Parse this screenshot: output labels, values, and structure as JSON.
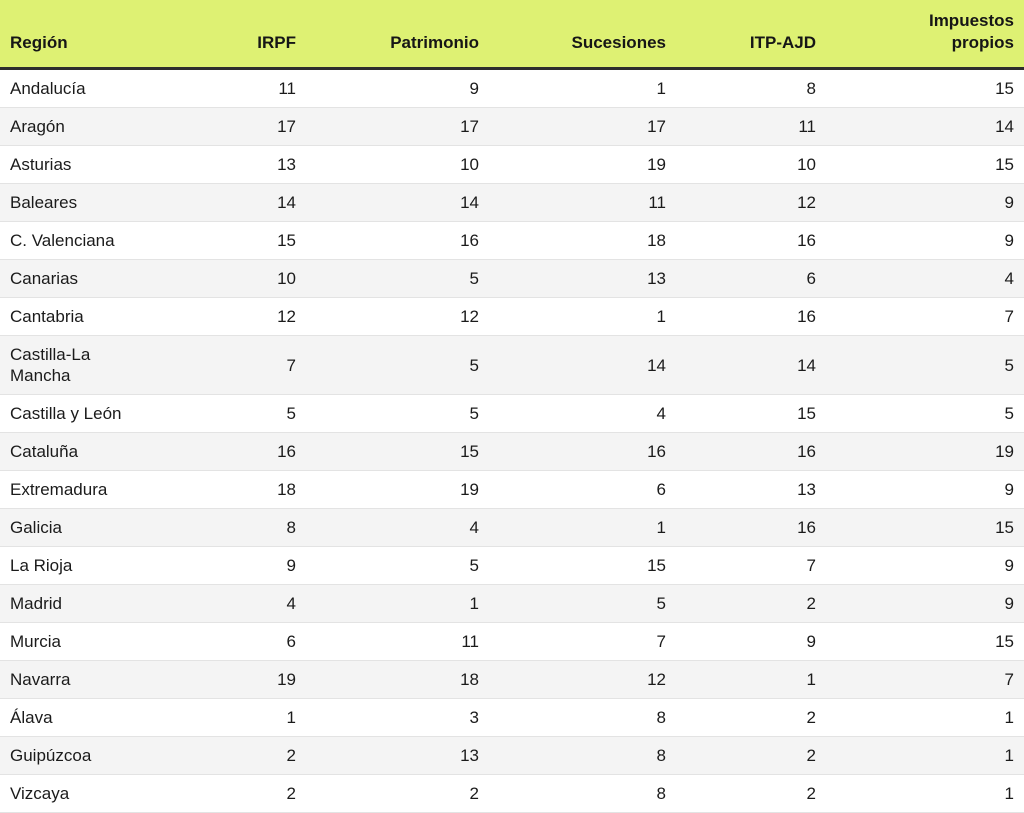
{
  "colors": {
    "header_bg": "#def173",
    "header_border": "#2d2d2d",
    "row_alt_bg": "#f4f4f4",
    "row_border": "#e3e3e3",
    "text": "#1b1b1b"
  },
  "chart_data": {
    "type": "table",
    "title": "",
    "columns": [
      {
        "label": "Región",
        "align": "left",
        "wrap": false
      },
      {
        "label": "IRPF",
        "align": "right",
        "wrap": false
      },
      {
        "label": "Patrimonio",
        "align": "right",
        "wrap": false
      },
      {
        "label": "Sucesiones",
        "align": "right",
        "wrap": false
      },
      {
        "label": "ITP-AJD",
        "align": "right",
        "wrap": false
      },
      {
        "label": "Impuestos propios",
        "align": "right",
        "wrap": true
      }
    ],
    "rows": [
      {
        "region": "Andalucía",
        "values": [
          11,
          9,
          1,
          8,
          15
        ]
      },
      {
        "region": "Aragón",
        "values": [
          17,
          17,
          17,
          11,
          14
        ]
      },
      {
        "region": "Asturias",
        "values": [
          13,
          10,
          19,
          10,
          15
        ]
      },
      {
        "region": "Baleares",
        "values": [
          14,
          14,
          11,
          12,
          9
        ]
      },
      {
        "region": "C. Valenciana",
        "values": [
          15,
          16,
          18,
          16,
          9
        ]
      },
      {
        "region": "Canarias",
        "values": [
          10,
          5,
          13,
          6,
          4
        ]
      },
      {
        "region": "Cantabria",
        "values": [
          12,
          12,
          1,
          16,
          7
        ]
      },
      {
        "region": "Castilla-La Mancha",
        "values": [
          7,
          5,
          14,
          14,
          5
        ]
      },
      {
        "region": "Castilla y León",
        "values": [
          5,
          5,
          4,
          15,
          5
        ]
      },
      {
        "region": "Cataluña",
        "values": [
          16,
          15,
          16,
          16,
          19
        ]
      },
      {
        "region": "Extremadura",
        "values": [
          18,
          19,
          6,
          13,
          9
        ]
      },
      {
        "region": "Galicia",
        "values": [
          8,
          4,
          1,
          16,
          15
        ]
      },
      {
        "region": "La Rioja",
        "values": [
          9,
          5,
          15,
          7,
          9
        ]
      },
      {
        "region": "Madrid",
        "values": [
          4,
          1,
          5,
          2,
          9
        ]
      },
      {
        "region": "Murcia",
        "values": [
          6,
          11,
          7,
          9,
          15
        ]
      },
      {
        "region": "Navarra",
        "values": [
          19,
          18,
          12,
          1,
          7
        ]
      },
      {
        "region": "Álava",
        "values": [
          1,
          3,
          8,
          2,
          1
        ]
      },
      {
        "region": "Guipúzcoa",
        "values": [
          2,
          13,
          8,
          2,
          1
        ]
      },
      {
        "region": "Vizcaya",
        "values": [
          2,
          2,
          8,
          2,
          1
        ]
      }
    ]
  }
}
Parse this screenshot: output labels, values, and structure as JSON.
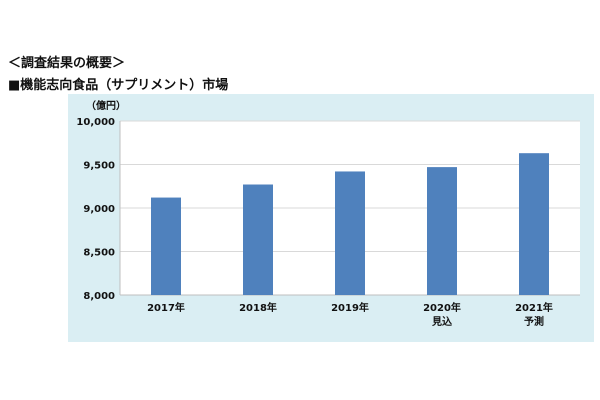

★ ★ ★ ★

BRIEF :: Leave every image out, and retype the material exactly.

FINAL ANSWER ::
Parse this screenshot: output labels, values, and structure as JSON.
{
  "colors": {
    "header_bg": "#def173",
    "header_border": "#2d2d2d",
    "row_alt_bg": "#f4f4f4",
    "row_border": "#e3e3e3",
    "text": "#1b1b1b"
  },
  "chart_data": {
    "type": "table",
    "title": "",
    "columns": [
      {
        "label": "Región",
        "align": "left",
        "wrap": false
      },
      {
        "label": "IRPF",
        "align": "right",
        "wrap": false
      },
      {
        "label": "Patrimonio",
        "align": "right",
        "wrap": false
      },
      {
        "label": "Sucesiones",
        "align": "right",
        "wrap": false
      },
      {
        "label": "ITP-AJD",
        "align": "right",
        "wrap": false
      },
      {
        "label": "Impuestos propios",
        "align": "right",
        "wrap": true
      }
    ],
    "rows": [
      {
        "region": "Andalucía",
        "values": [
          11,
          9,
          1,
          8,
          15
        ]
      },
      {
        "region": "Aragón",
        "values": [
          17,
          17,
          17,
          11,
          14
        ]
      },
      {
        "region": "Asturias",
        "values": [
          13,
          10,
          19,
          10,
          15
        ]
      },
      {
        "region": "Baleares",
        "values": [
          14,
          14,
          11,
          12,
          9
        ]
      },
      {
        "region": "C. Valenciana",
        "values": [
          15,
          16,
          18,
          16,
          9
        ]
      },
      {
        "region": "Canarias",
        "values": [
          10,
          5,
          13,
          6,
          4
        ]
      },
      {
        "region": "Cantabria",
        "values": [
          12,
          12,
          1,
          16,
          7
        ]
      },
      {
        "region": "Castilla-La Mancha",
        "values": [
          7,
          5,
          14,
          14,
          5
        ]
      },
      {
        "region": "Castilla y León",
        "values": [
          5,
          5,
          4,
          15,
          5
        ]
      },
      {
        "region": "Cataluña",
        "values": [
          16,
          15,
          16,
          16,
          19
        ]
      },
      {
        "region": "Extremadura",
        "values": [
          18,
          19,
          6,
          13,
          9
        ]
      },
      {
        "region": "Galicia",
        "values": [
          8,
          4,
          1,
          16,
          15
        ]
      },
      {
        "region": "La Rioja",
        "values": [
          9,
          5,
          15,
          7,
          9
        ]
      },
      {
        "region": "Madrid",
        "values": [
          4,
          1,
          5,
          2,
          9
        ]
      },
      {
        "region": "Murcia",
        "values": [
          6,
          11,
          7,
          9,
          15
        ]
      },
      {
        "region": "Navarra",
        "values": [
          19,
          18,
          12,
          1,
          7
        ]
      },
      {
        "region": "Álava",
        "values": [
          1,
          3,
          8,
          2,
          1
        ]
      },
      {
        "region": "Guipúzcoa",
        "values": [
          2,
          13,
          8,
          2,
          1
        ]
      },
      {
        "region": "Vizcaya",
        "values": [
          2,
          2,
          8,
          2,
          1
        ]
      }
    ]
  }
}
Parse this screenshot: output labels, values, and structure as JSON.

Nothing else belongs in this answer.